▸ **SUPPLIED MATERIAL**
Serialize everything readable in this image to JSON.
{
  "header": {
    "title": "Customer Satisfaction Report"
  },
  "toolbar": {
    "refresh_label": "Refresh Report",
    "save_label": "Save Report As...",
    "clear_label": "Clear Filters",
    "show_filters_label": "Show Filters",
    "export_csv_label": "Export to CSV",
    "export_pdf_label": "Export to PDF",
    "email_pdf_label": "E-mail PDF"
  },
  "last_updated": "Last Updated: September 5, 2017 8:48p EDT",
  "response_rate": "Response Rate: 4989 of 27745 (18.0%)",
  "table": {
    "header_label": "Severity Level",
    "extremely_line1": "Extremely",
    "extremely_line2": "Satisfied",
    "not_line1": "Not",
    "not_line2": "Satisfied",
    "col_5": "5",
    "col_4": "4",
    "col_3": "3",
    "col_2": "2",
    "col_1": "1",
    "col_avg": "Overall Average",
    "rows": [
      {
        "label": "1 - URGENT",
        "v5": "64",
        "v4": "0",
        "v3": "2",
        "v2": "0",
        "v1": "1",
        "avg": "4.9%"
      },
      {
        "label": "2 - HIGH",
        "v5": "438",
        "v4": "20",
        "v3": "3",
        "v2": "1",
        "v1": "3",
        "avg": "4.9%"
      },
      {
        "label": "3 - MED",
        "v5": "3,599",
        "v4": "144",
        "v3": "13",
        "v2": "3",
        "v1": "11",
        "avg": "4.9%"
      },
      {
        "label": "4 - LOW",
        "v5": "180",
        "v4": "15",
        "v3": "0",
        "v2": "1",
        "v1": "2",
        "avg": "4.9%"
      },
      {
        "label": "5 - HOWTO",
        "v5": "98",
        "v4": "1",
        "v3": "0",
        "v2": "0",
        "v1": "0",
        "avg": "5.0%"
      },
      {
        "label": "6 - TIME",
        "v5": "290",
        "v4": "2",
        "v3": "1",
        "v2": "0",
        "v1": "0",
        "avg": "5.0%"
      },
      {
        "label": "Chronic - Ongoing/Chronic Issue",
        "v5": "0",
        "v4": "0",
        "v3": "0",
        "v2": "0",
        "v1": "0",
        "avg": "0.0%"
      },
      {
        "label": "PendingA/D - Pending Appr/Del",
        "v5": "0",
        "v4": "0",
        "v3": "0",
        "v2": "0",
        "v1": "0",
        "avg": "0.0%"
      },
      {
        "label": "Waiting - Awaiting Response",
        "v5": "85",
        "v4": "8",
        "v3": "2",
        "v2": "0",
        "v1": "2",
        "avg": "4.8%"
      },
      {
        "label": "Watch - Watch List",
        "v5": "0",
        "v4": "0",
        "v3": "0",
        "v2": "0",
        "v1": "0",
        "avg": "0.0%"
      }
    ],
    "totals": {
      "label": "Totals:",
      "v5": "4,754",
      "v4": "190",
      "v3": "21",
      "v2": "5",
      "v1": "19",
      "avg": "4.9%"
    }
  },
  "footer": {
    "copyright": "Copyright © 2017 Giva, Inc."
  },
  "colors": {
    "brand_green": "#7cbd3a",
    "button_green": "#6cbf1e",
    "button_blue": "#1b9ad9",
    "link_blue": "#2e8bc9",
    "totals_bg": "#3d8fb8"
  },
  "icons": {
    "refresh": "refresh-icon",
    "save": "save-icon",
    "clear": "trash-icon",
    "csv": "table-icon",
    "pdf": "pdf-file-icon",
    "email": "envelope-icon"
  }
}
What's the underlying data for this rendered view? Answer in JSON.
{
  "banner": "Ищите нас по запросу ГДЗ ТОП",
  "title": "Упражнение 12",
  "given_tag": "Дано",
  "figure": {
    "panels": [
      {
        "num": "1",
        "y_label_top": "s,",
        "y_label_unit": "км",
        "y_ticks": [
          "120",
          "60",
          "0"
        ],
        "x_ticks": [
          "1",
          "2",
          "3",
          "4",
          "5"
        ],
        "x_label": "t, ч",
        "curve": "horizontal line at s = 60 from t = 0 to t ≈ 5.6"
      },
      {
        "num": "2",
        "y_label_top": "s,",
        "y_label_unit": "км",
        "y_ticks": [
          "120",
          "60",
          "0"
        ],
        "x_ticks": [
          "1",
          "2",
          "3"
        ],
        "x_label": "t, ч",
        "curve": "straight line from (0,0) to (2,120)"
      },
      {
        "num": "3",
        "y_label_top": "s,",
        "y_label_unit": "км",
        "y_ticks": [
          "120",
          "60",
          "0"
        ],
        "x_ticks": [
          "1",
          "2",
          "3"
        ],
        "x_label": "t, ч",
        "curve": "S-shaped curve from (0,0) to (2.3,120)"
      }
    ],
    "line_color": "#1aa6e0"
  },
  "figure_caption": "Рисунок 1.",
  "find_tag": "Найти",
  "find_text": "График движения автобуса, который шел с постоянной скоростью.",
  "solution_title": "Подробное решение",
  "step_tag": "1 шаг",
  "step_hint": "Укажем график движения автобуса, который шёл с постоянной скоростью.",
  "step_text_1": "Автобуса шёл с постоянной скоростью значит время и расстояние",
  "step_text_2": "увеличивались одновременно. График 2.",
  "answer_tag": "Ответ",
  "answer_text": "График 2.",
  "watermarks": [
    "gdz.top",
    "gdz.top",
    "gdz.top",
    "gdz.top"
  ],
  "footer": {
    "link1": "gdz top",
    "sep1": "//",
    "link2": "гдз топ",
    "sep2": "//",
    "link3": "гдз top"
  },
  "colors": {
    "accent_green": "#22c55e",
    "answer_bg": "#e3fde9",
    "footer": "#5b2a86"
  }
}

▸ **INSTRUCTIONS FOR THE TASK**
Go through the listing and print each line exactly as it appears.

▸ **SOLVED PROBLEM**
Serialize everything readable in this image to JSON.
{
  "header": {
    "title": "Customer Satisfaction Report"
  },
  "toolbar": {
    "refresh_label": "Refresh Report",
    "save_label": "Save Report As...",
    "clear_label": "Clear Filters",
    "show_filters_label": "Show Filters",
    "export_csv_label": "Export to CSV",
    "export_pdf_label": "Export to PDF",
    "email_pdf_label": "E-mail PDF"
  },
  "last_updated": "Last Updated: September 5, 2017 8:48p EDT",
  "response_rate": "Response Rate: 4989 of 27745 (18.0%)",
  "table": {
    "header_label": "Severity Level",
    "extremely_line1": "Extremely",
    "extremely_line2": "Satisfied",
    "not_line1": "Not",
    "not_line2": "Satisfied",
    "col_5": "5",
    "col_4": "4",
    "col_3": "3",
    "col_2": "2",
    "col_1": "1",
    "col_avg": "Overall Average",
    "rows": [
      {
        "label": "1 - URGENT",
        "v5": "64",
        "v4": "0",
        "v3": "2",
        "v2": "0",
        "v1": "1",
        "avg": "4.9%"
      },
      {
        "label": "2 - HIGH",
        "v5": "438",
        "v4": "20",
        "v3": "3",
        "v2": "1",
        "v1": "3",
        "avg": "4.9%"
      },
      {
        "label": "3 - MED",
        "v5": "3,599",
        "v4": "144",
        "v3": "13",
        "v2": "3",
        "v1": "11",
        "avg": "4.9%"
      },
      {
        "label": "4 - LOW",
        "v5": "180",
        "v4": "15",
        "v3": "0",
        "v2": "1",
        "v1": "2",
        "avg": "4.9%"
      },
      {
        "label": "5 - HOWTO",
        "v5": "98",
        "v4": "1",
        "v3": "0",
        "v2": "0",
        "v1": "0",
        "avg": "5.0%"
      },
      {
        "label": "6 - TIME",
        "v5": "290",
        "v4": "2",
        "v3": "1",
        "v2": "0",
        "v1": "0",
        "avg": "5.0%"
      },
      {
        "label": "Chronic - Ongoing/Chronic Issue",
        "v5": "0",
        "v4": "0",
        "v3": "0",
        "v2": "0",
        "v1": "0",
        "avg": "0.0%"
      },
      {
        "label": "PendingA/D - Pending Appr/Del",
        "v5": "0",
        "v4": "0",
        "v3": "0",
        "v2": "0",
        "v1": "0",
        "avg": "0.0%"
      },
      {
        "label": "Waiting - Awaiting Response",
        "v5": "85",
        "v4": "8",
        "v3": "2",
        "v2": "0",
        "v1": "2",
        "avg": "4.8%"
      },
      {
        "label": "Watch - Watch List",
        "v5": "0",
        "v4": "0",
        "v3": "0",
        "v2": "0",
        "v1": "0",
        "avg": "0.0%"
      }
    ],
    "totals": {
      "label": "Totals:",
      "v5": "4,754",
      "v4": "190",
      "v3": "21",
      "v2": "5",
      "v1": "19",
      "avg": "4.9%"
    }
  },
  "footer": {
    "copyright": "Copyright © 2017 Giva, Inc."
  },
  "colors": {
    "brand_green": "#7cbd3a",
    "button_green": "#6cbf1e",
    "button_blue": "#1b9ad9",
    "link_blue": "#2e8bc9",
    "totals_bg": "#3d8fb8"
  },
  "icons": {
    "refresh": "refresh-icon",
    "save": "save-icon",
    "clear": "trash-icon",
    "csv": "table-icon",
    "pdf": "pdf-file-icon",
    "email": "envelope-icon"
  }
}
What's the underlying data for this rendered view? Answer in JSON.
{
  "banner": "Ищите нас по запросу ГДЗ ТОП",
  "title": "Упражнение 12",
  "given_tag": "Дано",
  "figure": {
    "panels": [
      {
        "num": "1",
        "y_label_top": "s,",
        "y_label_unit": "км",
        "y_ticks": [
          "120",
          "60",
          "0"
        ],
        "x_ticks": [
          "1",
          "2",
          "3",
          "4",
          "5"
        ],
        "x_label": "t, ч",
        "curve": "horizontal line at s = 60 from t = 0 to t ≈ 5.6"
      },
      {
        "num": "2",
        "y_label_top": "s,",
        "y_label_unit": "км",
        "y_ticks": [
          "120",
          "60",
          "0"
        ],
        "x_ticks": [
          "1",
          "2",
          "3"
        ],
        "x_label": "t, ч",
        "curve": "straight line from (0,0) to (2,120)"
      },
      {
        "num": "3",
        "y_label_top": "s,",
        "y_label_unit": "км",
        "y_ticks": [
          "120",
          "60",
          "0"
        ],
        "x_ticks": [
          "1",
          "2",
          "3"
        ],
        "x_label": "t, ч",
        "curve": "S-shaped curve from (0,0) to (2.3,120)"
      }
    ],
    "line_color": "#1aa6e0"
  },
  "figure_caption": "Рисунок 1.",
  "find_tag": "Найти",
  "find_text": "График движения автобуса, который шел с постоянной скоростью.",
  "solution_title": "Подробное решение",
  "step_tag": "1 шаг",
  "step_hint": "Укажем график движения автобуса, который шёл с постоянной скоростью.",
  "step_text_1": "Автобуса шёл с постоянной скоростью значит время и расстояние",
  "step_text_2": "увеличивались одновременно. График 2.",
  "answer_tag": "Ответ",
  "answer_text": "График 2.",
  "watermarks": [
    "gdz.top",
    "gdz.top",
    "gdz.top",
    "gdz.top"
  ],
  "footer": {
    "link1": "gdz top",
    "sep1": "//",
    "link2": "гдз топ",
    "sep2": "//",
    "link3": "гдз top"
  },
  "colors": {
    "accent_green": "#22c55e",
    "answer_bg": "#e3fde9",
    "footer": "#5b2a86"
  }
}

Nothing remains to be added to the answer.